--- Given records ---

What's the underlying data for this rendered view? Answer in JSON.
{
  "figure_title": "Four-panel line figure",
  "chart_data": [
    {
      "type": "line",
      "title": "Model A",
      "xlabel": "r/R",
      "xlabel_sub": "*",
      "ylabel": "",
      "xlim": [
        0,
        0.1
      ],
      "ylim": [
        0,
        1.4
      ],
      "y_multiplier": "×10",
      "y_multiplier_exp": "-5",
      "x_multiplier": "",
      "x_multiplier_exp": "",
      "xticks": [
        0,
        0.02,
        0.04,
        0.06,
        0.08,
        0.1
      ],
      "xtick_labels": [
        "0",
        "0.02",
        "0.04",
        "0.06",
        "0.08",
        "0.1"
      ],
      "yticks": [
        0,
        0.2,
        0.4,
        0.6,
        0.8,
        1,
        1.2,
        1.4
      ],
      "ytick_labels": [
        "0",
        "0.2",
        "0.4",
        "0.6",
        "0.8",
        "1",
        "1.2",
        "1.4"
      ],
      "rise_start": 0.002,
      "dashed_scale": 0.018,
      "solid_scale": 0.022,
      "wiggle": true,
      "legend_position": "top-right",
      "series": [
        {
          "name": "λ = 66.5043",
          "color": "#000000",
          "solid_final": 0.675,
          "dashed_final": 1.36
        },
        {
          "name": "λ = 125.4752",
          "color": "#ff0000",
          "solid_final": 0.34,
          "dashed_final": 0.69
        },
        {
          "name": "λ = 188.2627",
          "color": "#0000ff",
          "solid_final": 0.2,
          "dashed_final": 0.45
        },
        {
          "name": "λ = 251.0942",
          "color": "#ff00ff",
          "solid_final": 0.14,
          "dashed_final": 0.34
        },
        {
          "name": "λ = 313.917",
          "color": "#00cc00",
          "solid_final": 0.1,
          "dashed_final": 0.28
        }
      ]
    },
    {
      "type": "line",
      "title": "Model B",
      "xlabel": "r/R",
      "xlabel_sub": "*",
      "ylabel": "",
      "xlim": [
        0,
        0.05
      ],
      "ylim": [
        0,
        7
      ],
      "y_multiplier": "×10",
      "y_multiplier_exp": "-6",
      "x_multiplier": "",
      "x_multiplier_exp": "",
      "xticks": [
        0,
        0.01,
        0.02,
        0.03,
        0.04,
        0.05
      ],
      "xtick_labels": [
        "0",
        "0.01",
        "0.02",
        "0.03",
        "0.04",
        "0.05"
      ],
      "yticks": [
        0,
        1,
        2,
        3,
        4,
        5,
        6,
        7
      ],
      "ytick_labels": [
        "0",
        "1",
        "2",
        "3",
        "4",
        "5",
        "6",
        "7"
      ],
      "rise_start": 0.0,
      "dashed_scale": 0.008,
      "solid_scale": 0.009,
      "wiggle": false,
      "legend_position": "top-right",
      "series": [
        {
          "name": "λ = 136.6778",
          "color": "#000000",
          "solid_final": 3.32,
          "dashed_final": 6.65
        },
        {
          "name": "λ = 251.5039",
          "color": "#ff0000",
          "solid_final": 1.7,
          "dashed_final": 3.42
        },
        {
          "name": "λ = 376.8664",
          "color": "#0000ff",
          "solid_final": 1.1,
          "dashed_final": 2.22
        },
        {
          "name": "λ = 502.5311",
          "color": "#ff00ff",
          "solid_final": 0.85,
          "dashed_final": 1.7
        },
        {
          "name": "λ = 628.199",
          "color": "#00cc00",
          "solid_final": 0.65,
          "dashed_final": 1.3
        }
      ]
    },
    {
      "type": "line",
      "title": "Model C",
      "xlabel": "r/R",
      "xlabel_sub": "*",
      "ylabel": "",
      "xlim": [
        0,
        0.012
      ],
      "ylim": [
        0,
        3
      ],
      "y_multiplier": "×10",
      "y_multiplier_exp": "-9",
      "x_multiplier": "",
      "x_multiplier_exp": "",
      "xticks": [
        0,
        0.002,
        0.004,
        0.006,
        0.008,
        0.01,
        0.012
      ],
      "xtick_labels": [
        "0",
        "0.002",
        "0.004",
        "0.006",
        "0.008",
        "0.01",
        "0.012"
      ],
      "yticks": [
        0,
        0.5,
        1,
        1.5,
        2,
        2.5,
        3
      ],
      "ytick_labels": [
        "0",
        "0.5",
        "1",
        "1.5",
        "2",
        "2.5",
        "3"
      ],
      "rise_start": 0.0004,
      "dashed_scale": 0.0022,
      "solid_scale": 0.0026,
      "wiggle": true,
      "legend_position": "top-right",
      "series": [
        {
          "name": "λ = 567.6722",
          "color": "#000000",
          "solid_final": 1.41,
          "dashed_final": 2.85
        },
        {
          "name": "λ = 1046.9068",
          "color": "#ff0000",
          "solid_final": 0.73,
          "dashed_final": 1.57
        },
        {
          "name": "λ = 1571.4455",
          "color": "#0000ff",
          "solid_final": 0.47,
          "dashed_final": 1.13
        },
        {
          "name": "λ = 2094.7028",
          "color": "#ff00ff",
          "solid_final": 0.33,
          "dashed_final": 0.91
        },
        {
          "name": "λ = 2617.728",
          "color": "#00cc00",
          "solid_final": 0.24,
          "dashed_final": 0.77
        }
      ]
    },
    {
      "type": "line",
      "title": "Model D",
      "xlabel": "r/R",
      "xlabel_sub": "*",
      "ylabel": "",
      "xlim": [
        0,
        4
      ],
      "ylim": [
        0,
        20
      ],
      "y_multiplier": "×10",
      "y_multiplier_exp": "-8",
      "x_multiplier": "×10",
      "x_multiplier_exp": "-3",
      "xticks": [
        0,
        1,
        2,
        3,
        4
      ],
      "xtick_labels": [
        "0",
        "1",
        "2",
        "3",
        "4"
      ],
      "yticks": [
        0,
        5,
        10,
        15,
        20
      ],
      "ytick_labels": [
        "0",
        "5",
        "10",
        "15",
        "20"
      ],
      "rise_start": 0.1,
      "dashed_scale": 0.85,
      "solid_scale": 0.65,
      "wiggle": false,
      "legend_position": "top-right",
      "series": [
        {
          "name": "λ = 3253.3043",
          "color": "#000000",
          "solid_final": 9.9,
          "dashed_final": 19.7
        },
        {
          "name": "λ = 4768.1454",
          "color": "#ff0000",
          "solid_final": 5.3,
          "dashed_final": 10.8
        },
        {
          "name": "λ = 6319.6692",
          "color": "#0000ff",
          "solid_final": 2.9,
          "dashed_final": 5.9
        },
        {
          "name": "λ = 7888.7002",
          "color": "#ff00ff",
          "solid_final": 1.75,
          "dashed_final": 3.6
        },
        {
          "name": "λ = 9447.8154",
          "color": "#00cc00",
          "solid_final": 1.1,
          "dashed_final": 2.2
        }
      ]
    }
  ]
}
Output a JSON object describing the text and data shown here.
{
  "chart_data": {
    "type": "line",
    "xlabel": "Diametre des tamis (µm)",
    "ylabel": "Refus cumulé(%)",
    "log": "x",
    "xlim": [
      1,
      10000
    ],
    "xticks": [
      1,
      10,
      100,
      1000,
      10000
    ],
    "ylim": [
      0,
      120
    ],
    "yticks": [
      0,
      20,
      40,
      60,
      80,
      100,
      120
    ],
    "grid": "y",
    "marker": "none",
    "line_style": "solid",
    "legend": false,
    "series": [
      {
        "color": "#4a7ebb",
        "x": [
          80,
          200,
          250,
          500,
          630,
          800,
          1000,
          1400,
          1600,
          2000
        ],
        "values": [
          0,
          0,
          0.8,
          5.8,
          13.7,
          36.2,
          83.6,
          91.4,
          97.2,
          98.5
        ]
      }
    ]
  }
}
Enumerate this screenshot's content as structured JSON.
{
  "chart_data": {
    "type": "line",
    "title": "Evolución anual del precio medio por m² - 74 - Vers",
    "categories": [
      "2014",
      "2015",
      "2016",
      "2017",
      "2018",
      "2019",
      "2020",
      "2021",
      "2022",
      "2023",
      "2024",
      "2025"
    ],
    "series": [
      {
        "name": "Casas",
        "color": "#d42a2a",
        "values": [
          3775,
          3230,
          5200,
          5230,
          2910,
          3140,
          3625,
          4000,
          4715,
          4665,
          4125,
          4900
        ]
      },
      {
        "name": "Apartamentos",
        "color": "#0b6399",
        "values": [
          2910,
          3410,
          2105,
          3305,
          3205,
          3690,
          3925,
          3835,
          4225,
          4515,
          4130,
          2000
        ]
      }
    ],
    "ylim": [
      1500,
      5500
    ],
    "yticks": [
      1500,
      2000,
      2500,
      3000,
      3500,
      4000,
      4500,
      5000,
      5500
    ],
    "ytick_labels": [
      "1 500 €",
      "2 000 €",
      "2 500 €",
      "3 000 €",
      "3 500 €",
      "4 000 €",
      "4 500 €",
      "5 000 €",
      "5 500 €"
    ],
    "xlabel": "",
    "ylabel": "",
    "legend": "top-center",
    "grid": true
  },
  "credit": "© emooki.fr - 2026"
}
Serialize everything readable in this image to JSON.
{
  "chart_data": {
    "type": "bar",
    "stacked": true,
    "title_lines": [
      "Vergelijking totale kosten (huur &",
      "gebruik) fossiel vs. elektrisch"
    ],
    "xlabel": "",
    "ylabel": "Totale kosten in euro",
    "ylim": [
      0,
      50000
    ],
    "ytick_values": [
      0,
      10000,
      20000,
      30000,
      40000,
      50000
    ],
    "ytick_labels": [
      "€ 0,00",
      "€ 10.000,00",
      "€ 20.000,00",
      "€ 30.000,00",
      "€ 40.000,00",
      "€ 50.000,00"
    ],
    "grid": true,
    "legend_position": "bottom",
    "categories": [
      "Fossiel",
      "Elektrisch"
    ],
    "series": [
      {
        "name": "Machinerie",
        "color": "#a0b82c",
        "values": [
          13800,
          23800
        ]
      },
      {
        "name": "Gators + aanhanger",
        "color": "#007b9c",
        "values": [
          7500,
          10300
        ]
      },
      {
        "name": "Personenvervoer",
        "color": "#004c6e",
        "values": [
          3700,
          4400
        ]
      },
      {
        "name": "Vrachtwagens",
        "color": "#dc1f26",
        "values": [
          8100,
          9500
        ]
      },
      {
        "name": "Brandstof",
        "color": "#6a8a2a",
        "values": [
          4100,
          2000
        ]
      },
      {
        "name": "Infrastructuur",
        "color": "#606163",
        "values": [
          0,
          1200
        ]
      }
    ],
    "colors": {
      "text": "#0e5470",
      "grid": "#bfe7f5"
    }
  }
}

---

What you should do =
Gather every line containing the word "this" and copy it.

Task answer =
What's the underlying data for this rendered view? Answer in JSON.
Enumerate this screenshot's content as structured JSON.
Serialize everything readable in this image to JSON.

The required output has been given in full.